LISTED RECORDS:
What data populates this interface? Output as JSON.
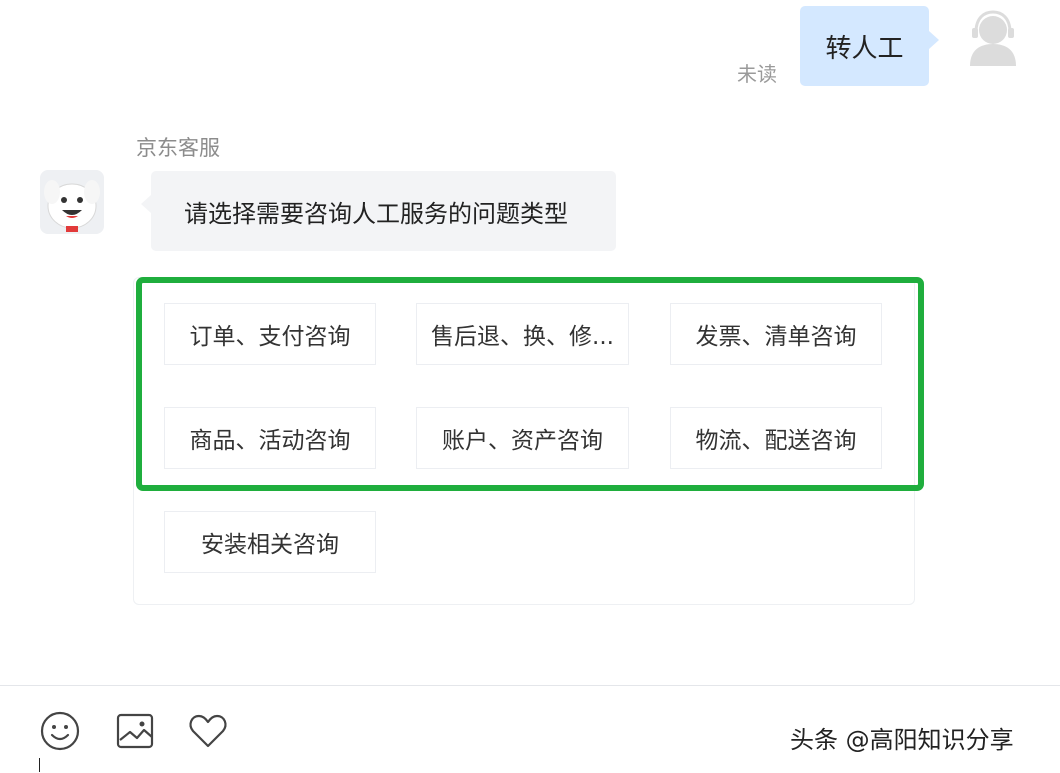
{
  "chat": {
    "outgoing": {
      "text": "转人工",
      "status": "未读"
    },
    "agent": {
      "name": "京东客服",
      "message": "请选择需要咨询人工服务的问题类型"
    },
    "options": [
      {
        "label": "订单、支付咨询"
      },
      {
        "label": "售后退、换、修..."
      },
      {
        "label": "发票、清单咨询"
      },
      {
        "label": "商品、活动咨询"
      },
      {
        "label": "账户、资产咨询"
      },
      {
        "label": "物流、配送咨询"
      },
      {
        "label": "安装相关咨询"
      }
    ]
  },
  "toolbar": {
    "icons": [
      "emoji-icon",
      "image-icon",
      "heart-icon"
    ]
  },
  "watermark": "头条 @高阳知识分享",
  "colors": {
    "highlight": "#1fae3d",
    "user_bubble": "#d4e8ff",
    "agent_bubble": "#f3f4f6"
  }
}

TASK TO COMPLETE: Every line of the records that includes the word "label" should be gathered.

TASK ANSWER:
        "label": "订单、支付咨询"
        "label": "售后退、换、修..."
        "label": "发票、清单咨询"
        "label": "商品、活动咨询"
        "label": "账户、资产咨询"
        "label": "物流、配送咨询"
        "label": "安装相关咨询"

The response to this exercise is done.